### What is being asked
Pick out all lines in the listing holding the string "content" and copy them.

### Given records
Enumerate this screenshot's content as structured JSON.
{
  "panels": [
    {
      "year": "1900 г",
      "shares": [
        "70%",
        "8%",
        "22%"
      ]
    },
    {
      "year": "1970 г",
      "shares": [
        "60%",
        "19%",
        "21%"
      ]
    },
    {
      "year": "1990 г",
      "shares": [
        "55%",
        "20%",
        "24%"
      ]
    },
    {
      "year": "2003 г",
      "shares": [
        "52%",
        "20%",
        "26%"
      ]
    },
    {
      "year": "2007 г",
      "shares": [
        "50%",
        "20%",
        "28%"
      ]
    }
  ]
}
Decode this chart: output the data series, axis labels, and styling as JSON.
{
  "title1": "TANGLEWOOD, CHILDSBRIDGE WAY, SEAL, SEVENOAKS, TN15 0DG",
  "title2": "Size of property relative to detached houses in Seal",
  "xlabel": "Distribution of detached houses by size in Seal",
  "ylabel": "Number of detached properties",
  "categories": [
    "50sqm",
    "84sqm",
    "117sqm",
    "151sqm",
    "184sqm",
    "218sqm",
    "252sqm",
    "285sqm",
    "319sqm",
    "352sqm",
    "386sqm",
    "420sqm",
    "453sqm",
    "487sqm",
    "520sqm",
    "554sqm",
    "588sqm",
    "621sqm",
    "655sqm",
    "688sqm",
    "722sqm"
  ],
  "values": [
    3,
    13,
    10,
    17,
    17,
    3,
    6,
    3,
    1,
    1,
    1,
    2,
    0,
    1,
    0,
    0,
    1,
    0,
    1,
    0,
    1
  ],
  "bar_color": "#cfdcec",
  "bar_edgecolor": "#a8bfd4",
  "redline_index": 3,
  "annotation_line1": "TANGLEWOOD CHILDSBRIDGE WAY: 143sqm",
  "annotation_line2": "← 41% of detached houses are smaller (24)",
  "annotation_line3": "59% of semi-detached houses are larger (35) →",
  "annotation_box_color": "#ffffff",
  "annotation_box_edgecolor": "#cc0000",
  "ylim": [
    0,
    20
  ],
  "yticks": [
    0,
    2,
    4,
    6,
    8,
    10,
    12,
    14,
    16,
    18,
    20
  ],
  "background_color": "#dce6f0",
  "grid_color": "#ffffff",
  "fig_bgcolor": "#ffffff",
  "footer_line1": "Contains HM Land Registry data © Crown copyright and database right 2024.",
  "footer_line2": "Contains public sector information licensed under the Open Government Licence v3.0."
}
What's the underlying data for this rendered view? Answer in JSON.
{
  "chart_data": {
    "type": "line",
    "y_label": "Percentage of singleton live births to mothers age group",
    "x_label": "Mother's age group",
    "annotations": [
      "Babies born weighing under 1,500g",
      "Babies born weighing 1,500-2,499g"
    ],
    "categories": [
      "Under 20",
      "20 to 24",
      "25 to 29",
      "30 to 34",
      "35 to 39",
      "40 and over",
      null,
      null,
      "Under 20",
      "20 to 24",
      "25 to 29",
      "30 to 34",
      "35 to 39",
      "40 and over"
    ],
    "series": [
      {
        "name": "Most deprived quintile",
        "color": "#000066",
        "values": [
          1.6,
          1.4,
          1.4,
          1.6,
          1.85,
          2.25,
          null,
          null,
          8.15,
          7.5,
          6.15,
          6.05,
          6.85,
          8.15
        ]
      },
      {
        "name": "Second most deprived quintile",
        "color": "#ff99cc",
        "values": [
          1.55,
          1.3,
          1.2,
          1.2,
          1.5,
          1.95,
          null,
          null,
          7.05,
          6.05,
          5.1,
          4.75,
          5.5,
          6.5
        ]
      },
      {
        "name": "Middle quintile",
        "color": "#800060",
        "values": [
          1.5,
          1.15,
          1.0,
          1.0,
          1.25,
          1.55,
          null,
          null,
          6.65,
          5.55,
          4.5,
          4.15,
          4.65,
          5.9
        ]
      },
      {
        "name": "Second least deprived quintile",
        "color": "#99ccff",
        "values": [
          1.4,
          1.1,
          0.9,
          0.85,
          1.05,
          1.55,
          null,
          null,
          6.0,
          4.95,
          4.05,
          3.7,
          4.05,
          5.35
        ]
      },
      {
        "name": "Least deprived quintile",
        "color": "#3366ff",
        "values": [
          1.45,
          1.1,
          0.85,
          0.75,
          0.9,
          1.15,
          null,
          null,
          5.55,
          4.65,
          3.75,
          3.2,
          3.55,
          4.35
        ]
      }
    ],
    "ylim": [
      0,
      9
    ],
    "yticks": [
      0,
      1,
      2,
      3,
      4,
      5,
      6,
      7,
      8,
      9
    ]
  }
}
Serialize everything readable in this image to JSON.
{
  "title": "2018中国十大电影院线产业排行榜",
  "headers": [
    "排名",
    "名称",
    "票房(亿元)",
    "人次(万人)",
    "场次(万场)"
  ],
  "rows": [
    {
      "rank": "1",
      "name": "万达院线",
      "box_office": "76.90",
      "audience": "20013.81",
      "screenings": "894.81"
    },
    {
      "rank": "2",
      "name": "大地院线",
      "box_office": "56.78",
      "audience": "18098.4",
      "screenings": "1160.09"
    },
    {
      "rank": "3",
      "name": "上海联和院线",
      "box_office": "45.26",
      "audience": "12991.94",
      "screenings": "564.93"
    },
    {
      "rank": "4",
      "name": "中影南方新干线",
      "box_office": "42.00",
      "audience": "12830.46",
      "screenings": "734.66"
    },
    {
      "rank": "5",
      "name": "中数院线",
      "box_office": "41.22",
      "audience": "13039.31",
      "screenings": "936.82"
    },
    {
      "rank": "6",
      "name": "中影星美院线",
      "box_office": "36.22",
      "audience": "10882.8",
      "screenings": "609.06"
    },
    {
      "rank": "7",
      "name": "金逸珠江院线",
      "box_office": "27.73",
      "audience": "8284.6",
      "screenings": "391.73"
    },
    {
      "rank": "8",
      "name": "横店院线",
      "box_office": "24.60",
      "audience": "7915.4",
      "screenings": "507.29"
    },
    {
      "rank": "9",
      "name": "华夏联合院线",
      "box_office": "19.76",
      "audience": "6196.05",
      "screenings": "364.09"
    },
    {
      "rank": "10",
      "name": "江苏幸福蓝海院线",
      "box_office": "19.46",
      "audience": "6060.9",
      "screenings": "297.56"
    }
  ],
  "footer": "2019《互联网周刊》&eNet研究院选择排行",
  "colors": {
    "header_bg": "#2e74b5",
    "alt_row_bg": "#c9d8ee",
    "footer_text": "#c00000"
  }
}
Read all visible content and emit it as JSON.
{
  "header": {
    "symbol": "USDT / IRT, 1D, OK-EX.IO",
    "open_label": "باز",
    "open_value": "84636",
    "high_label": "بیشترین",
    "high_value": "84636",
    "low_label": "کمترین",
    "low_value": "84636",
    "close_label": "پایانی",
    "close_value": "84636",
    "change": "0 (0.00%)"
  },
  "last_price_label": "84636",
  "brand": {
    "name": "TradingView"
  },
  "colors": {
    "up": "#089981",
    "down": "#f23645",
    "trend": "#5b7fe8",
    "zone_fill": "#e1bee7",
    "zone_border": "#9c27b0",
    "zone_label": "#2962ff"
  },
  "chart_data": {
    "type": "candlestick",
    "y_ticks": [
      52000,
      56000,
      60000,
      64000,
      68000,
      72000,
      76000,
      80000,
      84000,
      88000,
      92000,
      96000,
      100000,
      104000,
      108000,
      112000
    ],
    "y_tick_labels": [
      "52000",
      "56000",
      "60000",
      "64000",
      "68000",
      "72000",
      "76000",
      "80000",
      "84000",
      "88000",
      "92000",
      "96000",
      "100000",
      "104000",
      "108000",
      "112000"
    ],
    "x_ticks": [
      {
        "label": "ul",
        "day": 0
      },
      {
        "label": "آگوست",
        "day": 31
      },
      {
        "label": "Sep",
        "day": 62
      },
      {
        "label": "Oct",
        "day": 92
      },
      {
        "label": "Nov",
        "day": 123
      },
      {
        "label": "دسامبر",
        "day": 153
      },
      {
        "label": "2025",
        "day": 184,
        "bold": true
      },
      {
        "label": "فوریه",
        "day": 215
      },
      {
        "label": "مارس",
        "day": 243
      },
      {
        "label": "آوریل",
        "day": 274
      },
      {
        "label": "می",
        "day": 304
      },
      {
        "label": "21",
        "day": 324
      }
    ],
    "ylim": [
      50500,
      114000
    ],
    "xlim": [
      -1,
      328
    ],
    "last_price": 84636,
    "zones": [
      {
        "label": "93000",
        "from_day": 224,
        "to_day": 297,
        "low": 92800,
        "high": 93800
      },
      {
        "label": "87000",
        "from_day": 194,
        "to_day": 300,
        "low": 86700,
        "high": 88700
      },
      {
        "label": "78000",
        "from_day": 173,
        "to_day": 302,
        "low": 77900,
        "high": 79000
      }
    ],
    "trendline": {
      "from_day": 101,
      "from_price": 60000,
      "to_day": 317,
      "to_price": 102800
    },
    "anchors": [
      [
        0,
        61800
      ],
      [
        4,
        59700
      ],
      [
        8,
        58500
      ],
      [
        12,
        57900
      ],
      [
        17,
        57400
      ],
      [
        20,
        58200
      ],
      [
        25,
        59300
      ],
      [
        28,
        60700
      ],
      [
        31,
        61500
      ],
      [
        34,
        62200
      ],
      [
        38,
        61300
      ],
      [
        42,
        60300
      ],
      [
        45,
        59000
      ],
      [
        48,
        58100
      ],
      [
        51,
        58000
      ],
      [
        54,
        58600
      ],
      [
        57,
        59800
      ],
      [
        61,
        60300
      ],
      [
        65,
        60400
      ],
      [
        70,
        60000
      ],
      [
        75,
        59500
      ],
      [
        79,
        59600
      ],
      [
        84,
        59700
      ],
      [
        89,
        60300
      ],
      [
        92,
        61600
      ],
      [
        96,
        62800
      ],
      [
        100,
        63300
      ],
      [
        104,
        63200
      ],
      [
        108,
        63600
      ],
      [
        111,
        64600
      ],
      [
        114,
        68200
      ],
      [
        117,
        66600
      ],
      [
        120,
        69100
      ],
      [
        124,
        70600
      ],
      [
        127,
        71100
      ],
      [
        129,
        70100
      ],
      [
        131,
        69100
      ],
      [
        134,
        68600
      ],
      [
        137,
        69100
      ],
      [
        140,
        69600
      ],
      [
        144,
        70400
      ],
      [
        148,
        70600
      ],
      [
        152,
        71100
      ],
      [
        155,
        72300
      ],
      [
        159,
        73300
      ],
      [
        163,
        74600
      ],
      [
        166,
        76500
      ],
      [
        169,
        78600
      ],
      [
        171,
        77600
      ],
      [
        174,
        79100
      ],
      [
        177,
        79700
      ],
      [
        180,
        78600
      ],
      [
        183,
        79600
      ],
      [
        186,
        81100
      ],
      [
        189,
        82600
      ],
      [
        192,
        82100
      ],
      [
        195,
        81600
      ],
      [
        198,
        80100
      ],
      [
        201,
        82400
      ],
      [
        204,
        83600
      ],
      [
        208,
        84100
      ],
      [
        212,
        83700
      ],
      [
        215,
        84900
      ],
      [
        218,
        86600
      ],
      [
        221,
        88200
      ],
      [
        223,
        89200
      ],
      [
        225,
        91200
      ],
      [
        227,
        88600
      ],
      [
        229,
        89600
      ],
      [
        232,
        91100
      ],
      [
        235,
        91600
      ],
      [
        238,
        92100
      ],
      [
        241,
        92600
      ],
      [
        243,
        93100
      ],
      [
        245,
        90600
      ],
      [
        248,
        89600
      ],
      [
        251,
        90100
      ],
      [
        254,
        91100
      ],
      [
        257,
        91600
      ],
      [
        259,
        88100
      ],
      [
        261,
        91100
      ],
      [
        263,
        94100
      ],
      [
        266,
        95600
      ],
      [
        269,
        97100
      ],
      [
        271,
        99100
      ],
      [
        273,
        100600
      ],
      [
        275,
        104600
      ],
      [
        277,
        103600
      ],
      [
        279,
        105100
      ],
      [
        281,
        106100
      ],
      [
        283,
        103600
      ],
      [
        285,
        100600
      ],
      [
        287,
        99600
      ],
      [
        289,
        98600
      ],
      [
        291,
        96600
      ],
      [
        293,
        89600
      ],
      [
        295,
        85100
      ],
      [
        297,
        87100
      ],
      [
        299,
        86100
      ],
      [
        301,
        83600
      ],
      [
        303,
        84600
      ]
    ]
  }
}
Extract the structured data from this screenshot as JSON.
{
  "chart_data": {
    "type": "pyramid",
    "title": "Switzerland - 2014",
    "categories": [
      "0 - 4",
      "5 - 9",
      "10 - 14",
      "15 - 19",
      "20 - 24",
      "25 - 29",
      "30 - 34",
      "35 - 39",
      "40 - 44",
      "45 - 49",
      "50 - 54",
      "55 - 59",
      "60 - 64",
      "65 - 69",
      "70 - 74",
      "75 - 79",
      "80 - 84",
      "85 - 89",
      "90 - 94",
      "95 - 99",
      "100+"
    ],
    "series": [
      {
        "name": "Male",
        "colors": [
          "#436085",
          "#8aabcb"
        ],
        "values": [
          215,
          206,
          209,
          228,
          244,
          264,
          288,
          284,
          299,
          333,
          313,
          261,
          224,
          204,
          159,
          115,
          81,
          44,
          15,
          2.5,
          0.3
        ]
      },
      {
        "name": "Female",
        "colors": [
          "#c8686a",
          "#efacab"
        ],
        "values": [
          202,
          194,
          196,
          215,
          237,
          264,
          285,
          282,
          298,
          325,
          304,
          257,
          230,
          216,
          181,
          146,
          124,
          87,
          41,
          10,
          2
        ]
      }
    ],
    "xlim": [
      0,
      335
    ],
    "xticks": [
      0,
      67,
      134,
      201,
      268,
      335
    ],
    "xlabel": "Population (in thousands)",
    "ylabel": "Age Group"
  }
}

### Solved problem
Enumerate this screenshot's content as structured JSON.
Read all visible content and emit it as JSON.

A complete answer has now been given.